# Start of Data rows

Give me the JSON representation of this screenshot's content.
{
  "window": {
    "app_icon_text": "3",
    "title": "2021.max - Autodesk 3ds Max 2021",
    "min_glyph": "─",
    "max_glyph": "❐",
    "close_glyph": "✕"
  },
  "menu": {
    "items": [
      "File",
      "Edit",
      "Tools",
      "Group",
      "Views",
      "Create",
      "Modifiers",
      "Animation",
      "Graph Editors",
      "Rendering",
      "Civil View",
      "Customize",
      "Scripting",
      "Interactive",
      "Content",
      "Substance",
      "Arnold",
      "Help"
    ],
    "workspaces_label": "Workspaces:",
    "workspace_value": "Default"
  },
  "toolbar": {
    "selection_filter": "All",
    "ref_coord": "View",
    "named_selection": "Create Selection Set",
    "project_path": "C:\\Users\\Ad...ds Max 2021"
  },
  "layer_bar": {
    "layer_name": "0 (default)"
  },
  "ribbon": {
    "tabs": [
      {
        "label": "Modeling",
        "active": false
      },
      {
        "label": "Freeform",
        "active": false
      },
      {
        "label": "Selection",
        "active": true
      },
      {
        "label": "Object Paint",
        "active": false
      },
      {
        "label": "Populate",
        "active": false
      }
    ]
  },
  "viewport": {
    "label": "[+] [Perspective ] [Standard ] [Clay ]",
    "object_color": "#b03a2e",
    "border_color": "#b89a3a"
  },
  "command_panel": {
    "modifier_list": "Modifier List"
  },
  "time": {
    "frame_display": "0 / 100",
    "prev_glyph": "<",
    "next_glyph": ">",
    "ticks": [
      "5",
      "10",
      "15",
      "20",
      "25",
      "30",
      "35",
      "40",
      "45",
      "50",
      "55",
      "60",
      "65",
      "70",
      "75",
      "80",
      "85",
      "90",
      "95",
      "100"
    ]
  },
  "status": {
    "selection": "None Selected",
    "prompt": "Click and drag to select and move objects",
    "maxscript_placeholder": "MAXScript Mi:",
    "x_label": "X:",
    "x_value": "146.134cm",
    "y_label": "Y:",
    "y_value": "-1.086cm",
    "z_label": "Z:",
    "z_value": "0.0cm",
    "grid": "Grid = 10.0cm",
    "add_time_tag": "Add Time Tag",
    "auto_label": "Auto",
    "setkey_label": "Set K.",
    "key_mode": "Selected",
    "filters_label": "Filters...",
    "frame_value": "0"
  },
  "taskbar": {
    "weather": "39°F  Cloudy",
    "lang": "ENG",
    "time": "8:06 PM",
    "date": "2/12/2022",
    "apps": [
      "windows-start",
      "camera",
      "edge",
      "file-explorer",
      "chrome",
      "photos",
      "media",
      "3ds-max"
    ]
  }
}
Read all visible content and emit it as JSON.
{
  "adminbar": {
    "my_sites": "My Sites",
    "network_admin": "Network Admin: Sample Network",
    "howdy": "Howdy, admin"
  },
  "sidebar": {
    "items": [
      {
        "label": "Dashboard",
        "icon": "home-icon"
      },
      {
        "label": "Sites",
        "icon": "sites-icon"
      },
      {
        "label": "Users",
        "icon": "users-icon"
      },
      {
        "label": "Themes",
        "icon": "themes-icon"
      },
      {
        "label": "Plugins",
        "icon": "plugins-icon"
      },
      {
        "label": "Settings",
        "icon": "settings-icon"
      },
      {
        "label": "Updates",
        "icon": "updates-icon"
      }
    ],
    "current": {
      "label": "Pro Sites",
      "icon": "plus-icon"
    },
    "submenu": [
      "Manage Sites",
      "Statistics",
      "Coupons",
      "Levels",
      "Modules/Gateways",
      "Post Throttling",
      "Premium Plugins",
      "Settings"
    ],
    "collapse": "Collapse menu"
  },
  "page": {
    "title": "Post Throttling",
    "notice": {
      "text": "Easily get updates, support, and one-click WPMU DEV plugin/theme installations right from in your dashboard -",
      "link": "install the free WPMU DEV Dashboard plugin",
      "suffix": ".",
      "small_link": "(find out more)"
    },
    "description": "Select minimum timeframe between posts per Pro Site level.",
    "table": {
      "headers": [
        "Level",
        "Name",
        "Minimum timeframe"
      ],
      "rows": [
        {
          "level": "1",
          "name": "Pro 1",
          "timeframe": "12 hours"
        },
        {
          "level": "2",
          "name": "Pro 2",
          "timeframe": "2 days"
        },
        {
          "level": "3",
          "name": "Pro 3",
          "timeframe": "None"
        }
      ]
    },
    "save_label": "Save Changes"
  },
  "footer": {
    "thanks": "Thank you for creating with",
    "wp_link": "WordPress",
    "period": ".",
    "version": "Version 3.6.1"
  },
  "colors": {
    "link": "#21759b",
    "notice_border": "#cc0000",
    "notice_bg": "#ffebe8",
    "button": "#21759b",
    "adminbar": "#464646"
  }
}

# End of Data rows

• [Work to do]: Every record above must be duplicated exactly.

• [Response]:
Give me the JSON representation of this screenshot's content.
{
  "window": {
    "app_icon_text": "3",
    "title": "2021.max - Autodesk 3ds Max 2021",
    "min_glyph": "─",
    "max_glyph": "❐",
    "close_glyph": "✕"
  },
  "menu": {
    "items": [
      "File",
      "Edit",
      "Tools",
      "Group",
      "Views",
      "Create",
      "Modifiers",
      "Animation",
      "Graph Editors",
      "Rendering",
      "Civil View",
      "Customize",
      "Scripting",
      "Interactive",
      "Content",
      "Substance",
      "Arnold",
      "Help"
    ],
    "workspaces_label": "Workspaces:",
    "workspace_value": "Default"
  },
  "toolbar": {
    "selection_filter": "All",
    "ref_coord": "View",
    "named_selection": "Create Selection Set",
    "project_path": "C:\\Users\\Ad...ds Max 2021"
  },
  "layer_bar": {
    "layer_name": "0 (default)"
  },
  "ribbon": {
    "tabs": [
      {
        "label": "Modeling",
        "active": false
      },
      {
        "label": "Freeform",
        "active": false
      },
      {
        "label": "Selection",
        "active": true
      },
      {
        "label": "Object Paint",
        "active": false
      },
      {
        "label": "Populate",
        "active": false
      }
    ]
  },
  "viewport": {
    "label": "[+] [Perspective ] [Standard ] [Clay ]",
    "object_color": "#b03a2e",
    "border_color": "#b89a3a"
  },
  "command_panel": {
    "modifier_list": "Modifier List"
  },
  "time": {
    "frame_display": "0 / 100",
    "prev_glyph": "<",
    "next_glyph": ">",
    "ticks": [
      "5",
      "10",
      "15",
      "20",
      "25",
      "30",
      "35",
      "40",
      "45",
      "50",
      "55",
      "60",
      "65",
      "70",
      "75",
      "80",
      "85",
      "90",
      "95",
      "100"
    ]
  },
  "status": {
    "selection": "None Selected",
    "prompt": "Click and drag to select and move objects",
    "maxscript_placeholder": "MAXScript Mi:",
    "x_label": "X:",
    "x_value": "146.134cm",
    "y_label": "Y:",
    "y_value": "-1.086cm",
    "z_label": "Z:",
    "z_value": "0.0cm",
    "grid": "Grid = 10.0cm",
    "add_time_tag": "Add Time Tag",
    "auto_label": "Auto",
    "setkey_label": "Set K.",
    "key_mode": "Selected",
    "filters_label": "Filters...",
    "frame_value": "0"
  },
  "taskbar": {
    "weather": "39°F  Cloudy",
    "lang": "ENG",
    "time": "8:06 PM",
    "date": "2/12/2022",
    "apps": [
      "windows-start",
      "camera",
      "edge",
      "file-explorer",
      "chrome",
      "photos",
      "media",
      "3ds-max"
    ]
  }
}
Read all visible content and emit it as JSON.
{
  "adminbar": {
    "my_sites": "My Sites",
    "network_admin": "Network Admin: Sample Network",
    "howdy": "Howdy, admin"
  },
  "sidebar": {
    "items": [
      {
        "label": "Dashboard",
        "icon": "home-icon"
      },
      {
        "label": "Sites",
        "icon": "sites-icon"
      },
      {
        "label": "Users",
        "icon": "users-icon"
      },
      {
        "label": "Themes",
        "icon": "themes-icon"
      },
      {
        "label": "Plugins",
        "icon": "plugins-icon"
      },
      {
        "label": "Settings",
        "icon": "settings-icon"
      },
      {
        "label": "Updates",
        "icon": "updates-icon"
      }
    ],
    "current": {
      "label": "Pro Sites",
      "icon": "plus-icon"
    },
    "submenu": [
      "Manage Sites",
      "Statistics",
      "Coupons",
      "Levels",
      "Modules/Gateways",
      "Post Throttling",
      "Premium Plugins",
      "Settings"
    ],
    "collapse": "Collapse menu"
  },
  "page": {
    "title": "Post Throttling",
    "notice": {
      "text": "Easily get updates, support, and one-click WPMU DEV plugin/theme installations right from in your dashboard -",
      "link": "install the free WPMU DEV Dashboard plugin",
      "suffix": ".",
      "small_link": "(find out more)"
    },
    "description": "Select minimum timeframe between posts per Pro Site level.",
    "table": {
      "headers": [
        "Level",
        "Name",
        "Minimum timeframe"
      ],
      "rows": [
        {
          "level": "1",
          "name": "Pro 1",
          "timeframe": "12 hours"
        },
        {
          "level": "2",
          "name": "Pro 2",
          "timeframe": "2 days"
        },
        {
          "level": "3",
          "name": "Pro 3",
          "timeframe": "None"
        }
      ]
    },
    "save_label": "Save Changes"
  },
  "footer": {
    "thanks": "Thank you for creating with",
    "wp_link": "WordPress",
    "period": ".",
    "version": "Version 3.6.1"
  },
  "colors": {
    "link": "#21759b",
    "notice_border": "#cc0000",
    "notice_bg": "#ffebe8",
    "button": "#21759b",
    "adminbar": "#464646"
  }
}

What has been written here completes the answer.